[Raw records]
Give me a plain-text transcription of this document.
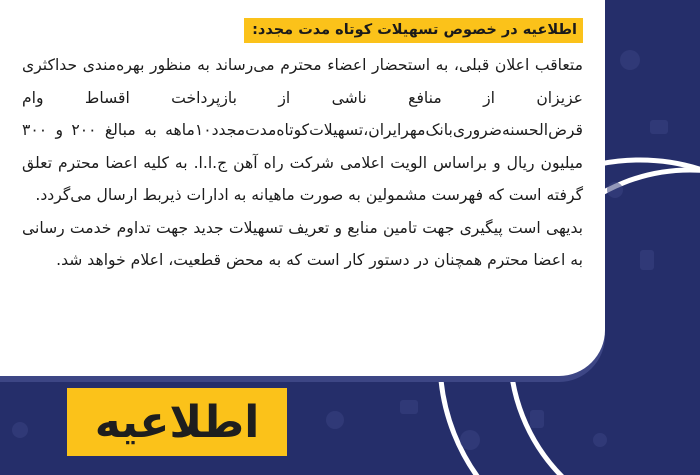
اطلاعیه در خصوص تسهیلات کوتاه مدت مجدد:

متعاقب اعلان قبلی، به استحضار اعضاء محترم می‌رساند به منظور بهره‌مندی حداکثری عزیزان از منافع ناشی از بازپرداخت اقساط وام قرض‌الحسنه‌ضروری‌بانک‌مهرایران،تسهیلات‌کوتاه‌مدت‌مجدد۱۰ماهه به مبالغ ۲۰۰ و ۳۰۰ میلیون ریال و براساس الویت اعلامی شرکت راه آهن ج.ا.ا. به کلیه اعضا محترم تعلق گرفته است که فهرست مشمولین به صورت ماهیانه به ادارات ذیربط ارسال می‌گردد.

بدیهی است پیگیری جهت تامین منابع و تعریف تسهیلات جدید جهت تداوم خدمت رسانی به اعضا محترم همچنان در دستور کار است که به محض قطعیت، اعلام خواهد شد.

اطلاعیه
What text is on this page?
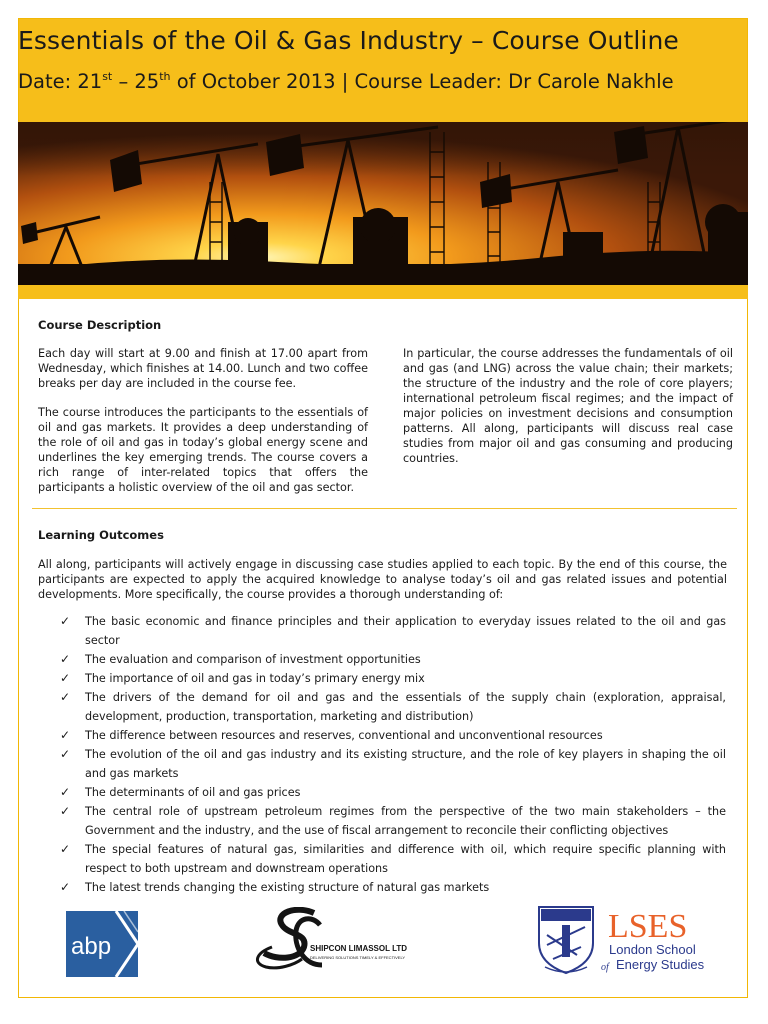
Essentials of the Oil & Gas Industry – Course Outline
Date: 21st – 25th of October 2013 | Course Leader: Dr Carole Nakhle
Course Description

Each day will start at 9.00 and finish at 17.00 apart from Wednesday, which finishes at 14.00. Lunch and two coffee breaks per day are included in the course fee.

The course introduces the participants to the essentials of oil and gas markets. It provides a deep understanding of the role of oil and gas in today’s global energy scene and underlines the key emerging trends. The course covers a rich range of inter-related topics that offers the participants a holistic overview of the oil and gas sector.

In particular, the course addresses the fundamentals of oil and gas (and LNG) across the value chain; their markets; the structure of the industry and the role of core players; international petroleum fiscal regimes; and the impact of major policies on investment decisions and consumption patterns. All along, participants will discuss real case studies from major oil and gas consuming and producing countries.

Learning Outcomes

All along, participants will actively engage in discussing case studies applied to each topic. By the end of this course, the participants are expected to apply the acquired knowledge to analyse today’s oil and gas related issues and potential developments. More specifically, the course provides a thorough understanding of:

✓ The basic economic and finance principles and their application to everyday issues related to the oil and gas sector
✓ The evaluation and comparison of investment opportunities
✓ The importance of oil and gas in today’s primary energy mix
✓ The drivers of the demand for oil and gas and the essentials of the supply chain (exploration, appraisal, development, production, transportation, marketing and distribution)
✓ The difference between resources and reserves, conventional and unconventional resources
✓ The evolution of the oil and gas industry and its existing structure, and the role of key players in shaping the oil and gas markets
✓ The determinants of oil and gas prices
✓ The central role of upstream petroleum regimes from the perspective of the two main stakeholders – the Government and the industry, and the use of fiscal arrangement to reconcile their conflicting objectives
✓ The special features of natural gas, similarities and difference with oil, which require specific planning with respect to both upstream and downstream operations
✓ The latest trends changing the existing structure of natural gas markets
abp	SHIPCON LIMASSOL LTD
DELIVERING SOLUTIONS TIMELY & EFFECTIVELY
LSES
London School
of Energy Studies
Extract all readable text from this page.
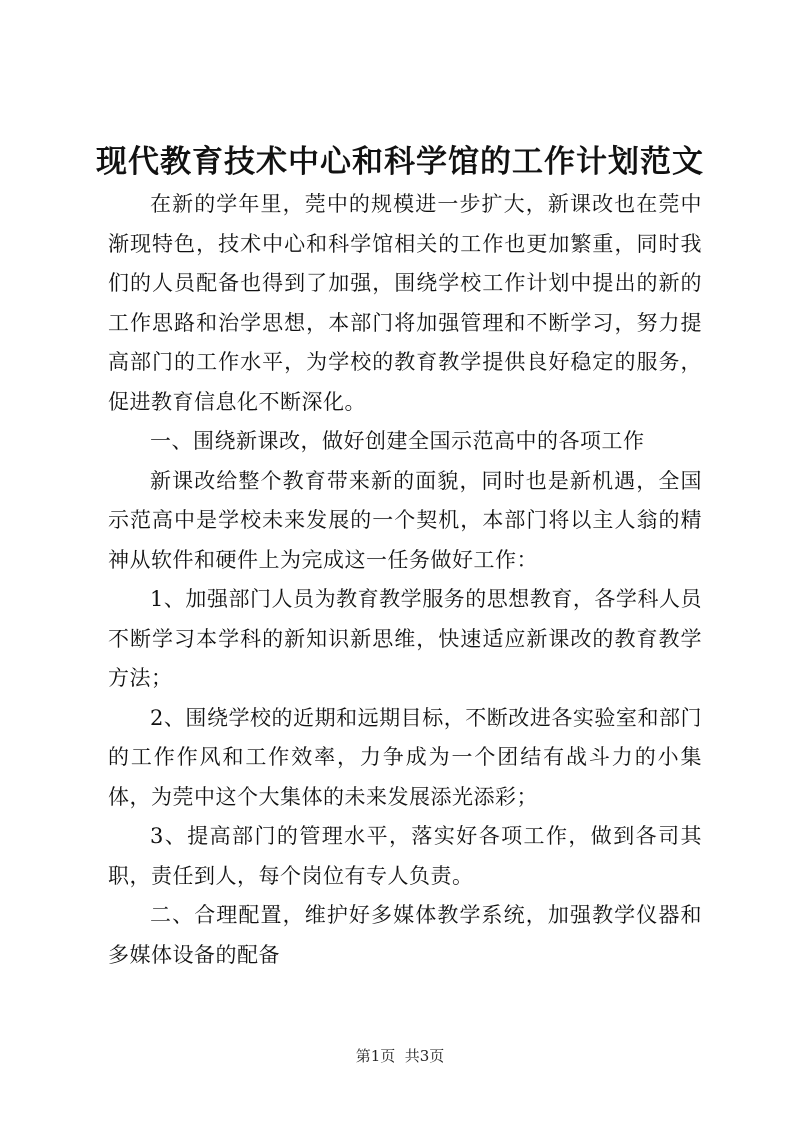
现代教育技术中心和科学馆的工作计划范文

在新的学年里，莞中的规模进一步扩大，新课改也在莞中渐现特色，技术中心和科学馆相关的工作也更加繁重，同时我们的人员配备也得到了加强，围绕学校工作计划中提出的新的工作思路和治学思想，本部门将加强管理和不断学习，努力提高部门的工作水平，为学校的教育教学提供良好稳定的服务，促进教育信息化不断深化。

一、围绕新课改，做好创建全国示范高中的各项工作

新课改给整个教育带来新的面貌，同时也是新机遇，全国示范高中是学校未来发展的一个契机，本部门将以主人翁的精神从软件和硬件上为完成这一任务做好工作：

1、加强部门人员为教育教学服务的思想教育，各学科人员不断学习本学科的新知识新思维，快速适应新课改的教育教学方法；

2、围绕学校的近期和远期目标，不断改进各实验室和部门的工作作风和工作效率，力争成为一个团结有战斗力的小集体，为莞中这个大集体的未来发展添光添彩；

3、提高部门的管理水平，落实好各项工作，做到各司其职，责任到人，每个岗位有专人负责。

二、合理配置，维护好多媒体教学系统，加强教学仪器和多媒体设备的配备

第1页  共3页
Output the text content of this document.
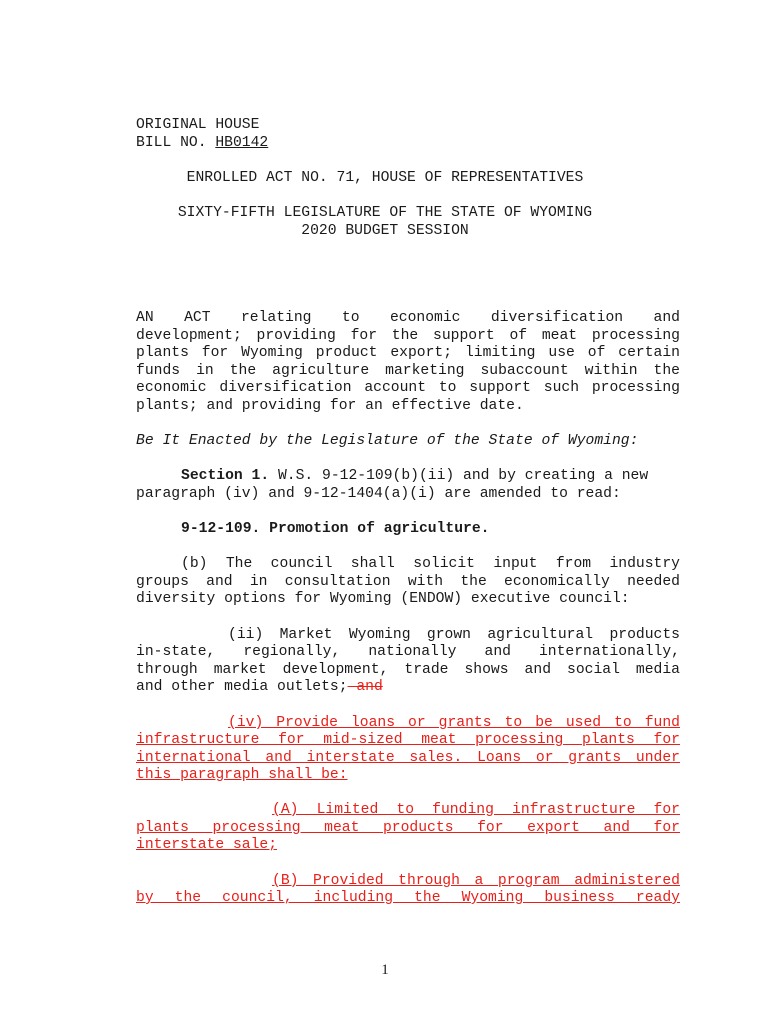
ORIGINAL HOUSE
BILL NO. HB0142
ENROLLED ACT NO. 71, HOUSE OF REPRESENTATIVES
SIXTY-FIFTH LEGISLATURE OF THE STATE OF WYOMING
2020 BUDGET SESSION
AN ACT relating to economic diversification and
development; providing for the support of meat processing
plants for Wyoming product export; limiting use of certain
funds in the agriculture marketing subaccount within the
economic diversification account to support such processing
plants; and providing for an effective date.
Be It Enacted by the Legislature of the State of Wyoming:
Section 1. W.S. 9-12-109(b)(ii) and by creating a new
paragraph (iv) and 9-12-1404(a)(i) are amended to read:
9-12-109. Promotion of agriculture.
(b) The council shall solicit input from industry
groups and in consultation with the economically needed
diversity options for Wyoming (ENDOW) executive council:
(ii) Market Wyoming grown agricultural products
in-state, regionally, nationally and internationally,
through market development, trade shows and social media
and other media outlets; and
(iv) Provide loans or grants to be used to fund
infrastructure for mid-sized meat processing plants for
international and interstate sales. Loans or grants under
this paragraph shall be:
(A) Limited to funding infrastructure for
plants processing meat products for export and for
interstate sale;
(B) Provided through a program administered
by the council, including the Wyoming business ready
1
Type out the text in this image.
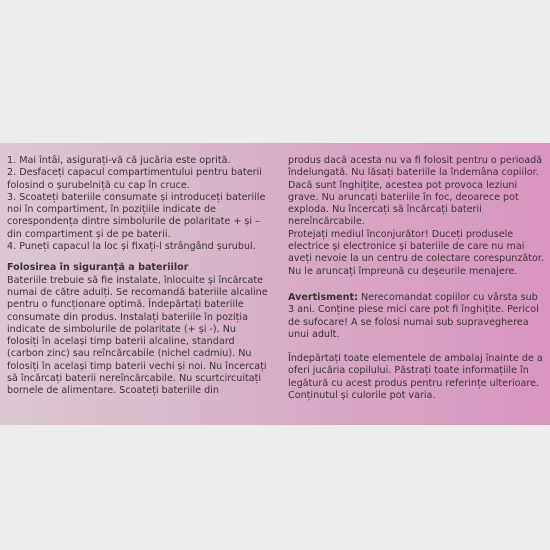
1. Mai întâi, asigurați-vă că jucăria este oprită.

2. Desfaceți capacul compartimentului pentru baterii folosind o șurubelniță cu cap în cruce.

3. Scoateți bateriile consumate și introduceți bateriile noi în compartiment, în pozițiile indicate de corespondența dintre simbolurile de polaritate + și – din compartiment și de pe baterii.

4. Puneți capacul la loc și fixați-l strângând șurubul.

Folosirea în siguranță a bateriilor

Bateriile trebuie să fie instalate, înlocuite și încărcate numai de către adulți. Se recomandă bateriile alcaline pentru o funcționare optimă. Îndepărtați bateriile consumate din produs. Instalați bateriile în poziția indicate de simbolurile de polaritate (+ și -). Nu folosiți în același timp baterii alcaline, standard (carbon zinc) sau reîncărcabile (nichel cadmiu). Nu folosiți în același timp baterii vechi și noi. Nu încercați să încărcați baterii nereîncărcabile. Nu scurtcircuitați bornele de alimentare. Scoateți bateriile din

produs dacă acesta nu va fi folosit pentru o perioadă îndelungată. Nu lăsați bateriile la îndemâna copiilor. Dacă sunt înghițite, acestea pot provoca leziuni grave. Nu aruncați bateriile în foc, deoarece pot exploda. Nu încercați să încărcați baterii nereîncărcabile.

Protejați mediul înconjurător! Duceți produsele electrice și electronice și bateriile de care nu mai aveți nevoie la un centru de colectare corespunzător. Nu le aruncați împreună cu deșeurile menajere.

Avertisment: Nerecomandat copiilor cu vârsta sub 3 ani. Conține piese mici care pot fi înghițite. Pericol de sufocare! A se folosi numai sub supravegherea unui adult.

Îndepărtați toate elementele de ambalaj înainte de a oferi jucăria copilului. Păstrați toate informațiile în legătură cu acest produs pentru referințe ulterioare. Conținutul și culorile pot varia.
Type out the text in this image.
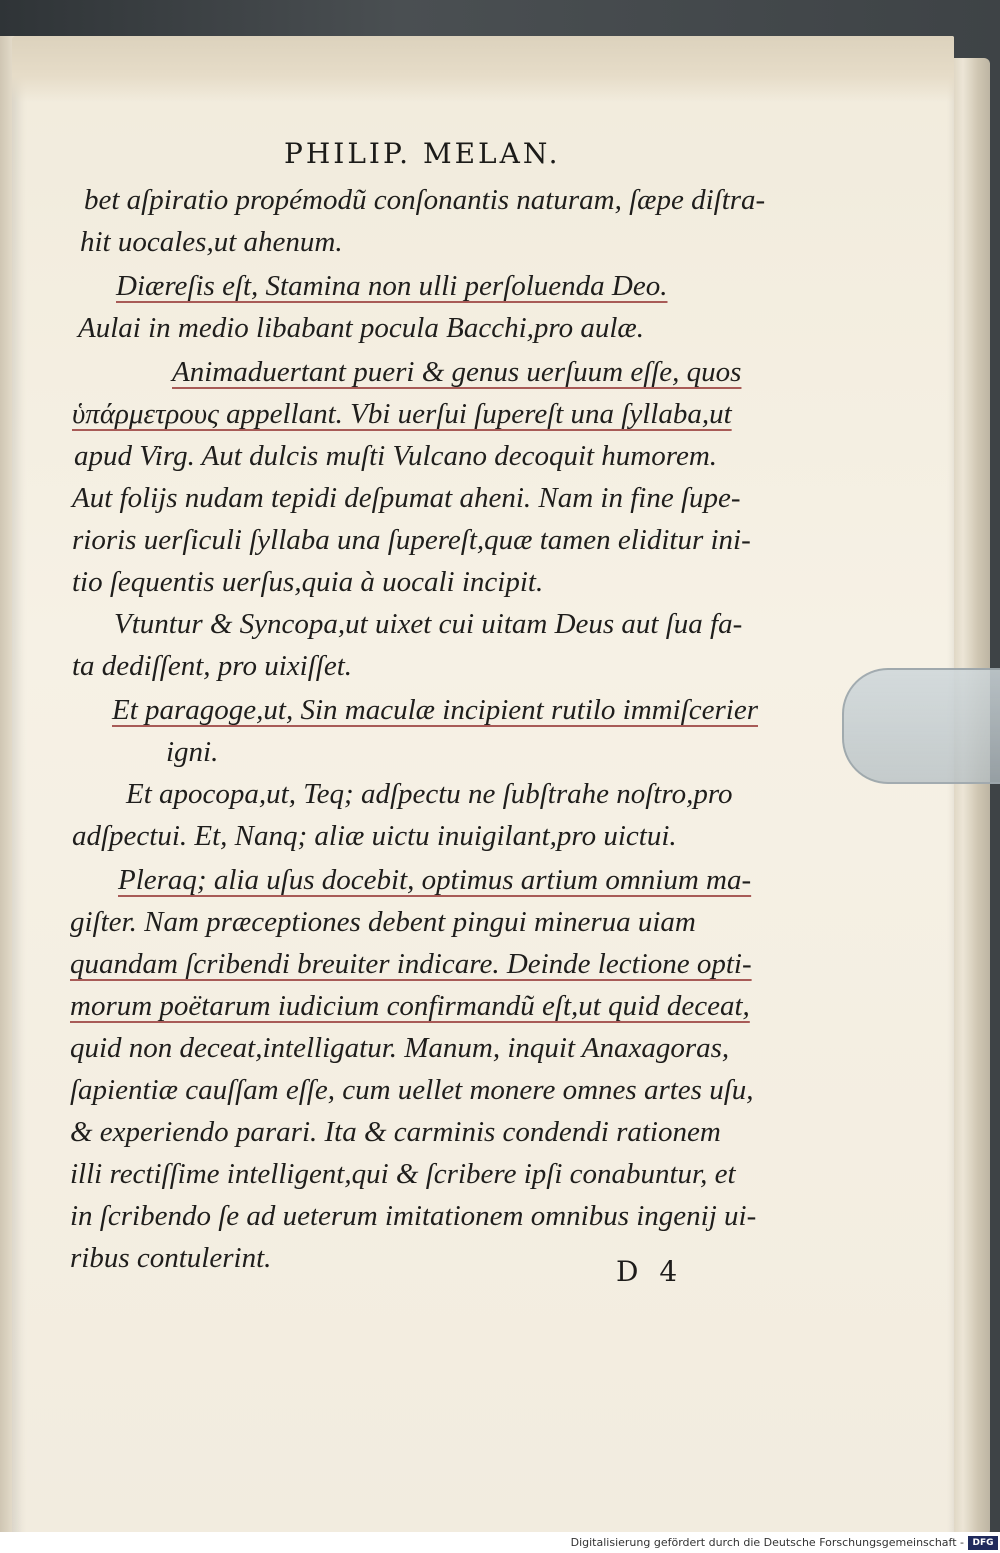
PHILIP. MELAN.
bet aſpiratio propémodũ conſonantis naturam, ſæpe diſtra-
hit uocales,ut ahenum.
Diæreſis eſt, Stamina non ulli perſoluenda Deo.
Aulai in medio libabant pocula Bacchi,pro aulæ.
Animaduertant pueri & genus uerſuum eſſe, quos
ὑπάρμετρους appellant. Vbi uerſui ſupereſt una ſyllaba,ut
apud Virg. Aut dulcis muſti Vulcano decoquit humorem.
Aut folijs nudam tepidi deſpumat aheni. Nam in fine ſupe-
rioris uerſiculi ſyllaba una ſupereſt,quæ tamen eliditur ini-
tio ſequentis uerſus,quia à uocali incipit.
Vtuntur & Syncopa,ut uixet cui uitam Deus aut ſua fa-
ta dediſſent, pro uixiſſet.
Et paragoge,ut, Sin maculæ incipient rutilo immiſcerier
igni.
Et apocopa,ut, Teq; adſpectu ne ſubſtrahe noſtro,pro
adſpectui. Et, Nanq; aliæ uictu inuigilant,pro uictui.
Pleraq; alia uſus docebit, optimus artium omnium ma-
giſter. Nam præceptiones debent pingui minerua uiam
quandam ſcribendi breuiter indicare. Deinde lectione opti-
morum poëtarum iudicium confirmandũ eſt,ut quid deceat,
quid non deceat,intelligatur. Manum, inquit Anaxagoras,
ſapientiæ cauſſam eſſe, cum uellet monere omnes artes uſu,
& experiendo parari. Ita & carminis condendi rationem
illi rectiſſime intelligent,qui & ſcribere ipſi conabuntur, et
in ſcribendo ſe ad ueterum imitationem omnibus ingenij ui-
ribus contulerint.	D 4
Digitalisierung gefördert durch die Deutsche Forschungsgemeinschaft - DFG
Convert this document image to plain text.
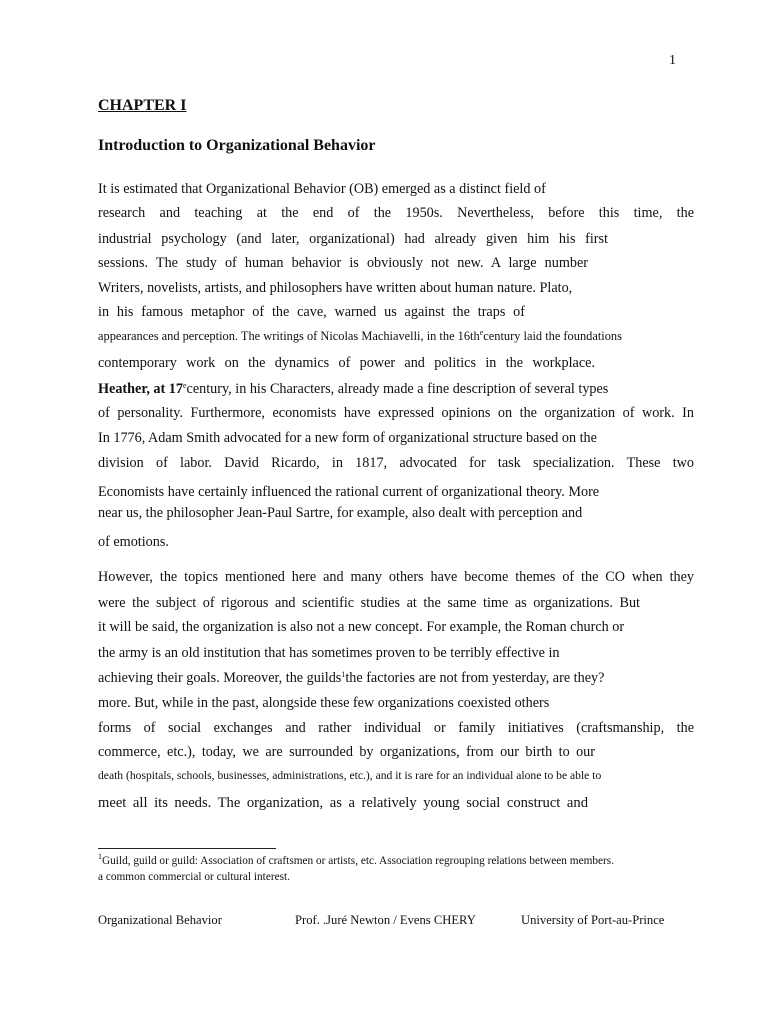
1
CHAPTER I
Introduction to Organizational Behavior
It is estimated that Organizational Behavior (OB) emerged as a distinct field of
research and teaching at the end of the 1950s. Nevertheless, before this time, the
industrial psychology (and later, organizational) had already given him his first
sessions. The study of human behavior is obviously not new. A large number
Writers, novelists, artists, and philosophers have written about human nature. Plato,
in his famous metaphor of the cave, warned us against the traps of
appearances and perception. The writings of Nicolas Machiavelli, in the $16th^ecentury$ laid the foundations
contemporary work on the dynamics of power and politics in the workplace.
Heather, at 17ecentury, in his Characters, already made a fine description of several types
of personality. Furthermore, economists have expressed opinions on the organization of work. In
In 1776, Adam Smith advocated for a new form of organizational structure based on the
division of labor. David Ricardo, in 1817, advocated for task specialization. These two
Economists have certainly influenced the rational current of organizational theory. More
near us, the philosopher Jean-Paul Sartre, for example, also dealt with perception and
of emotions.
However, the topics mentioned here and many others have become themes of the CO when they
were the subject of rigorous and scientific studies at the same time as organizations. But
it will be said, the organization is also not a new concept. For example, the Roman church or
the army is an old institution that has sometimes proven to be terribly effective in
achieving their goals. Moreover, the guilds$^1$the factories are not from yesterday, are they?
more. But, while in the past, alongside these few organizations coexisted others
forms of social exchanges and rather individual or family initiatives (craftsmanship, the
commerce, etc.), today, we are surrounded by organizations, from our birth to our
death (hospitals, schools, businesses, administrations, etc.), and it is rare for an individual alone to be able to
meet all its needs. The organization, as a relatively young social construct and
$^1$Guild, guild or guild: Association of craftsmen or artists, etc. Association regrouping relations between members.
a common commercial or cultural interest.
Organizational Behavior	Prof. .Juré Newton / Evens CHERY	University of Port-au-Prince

• _YOUR INSTRUCTIONS_
Find each line in the records holding the string "document" and show it.

• _TASK RESPONSE_
Give me a plain-text transcription of this document.
Output the text content of this document.
Convert this document image to plain text.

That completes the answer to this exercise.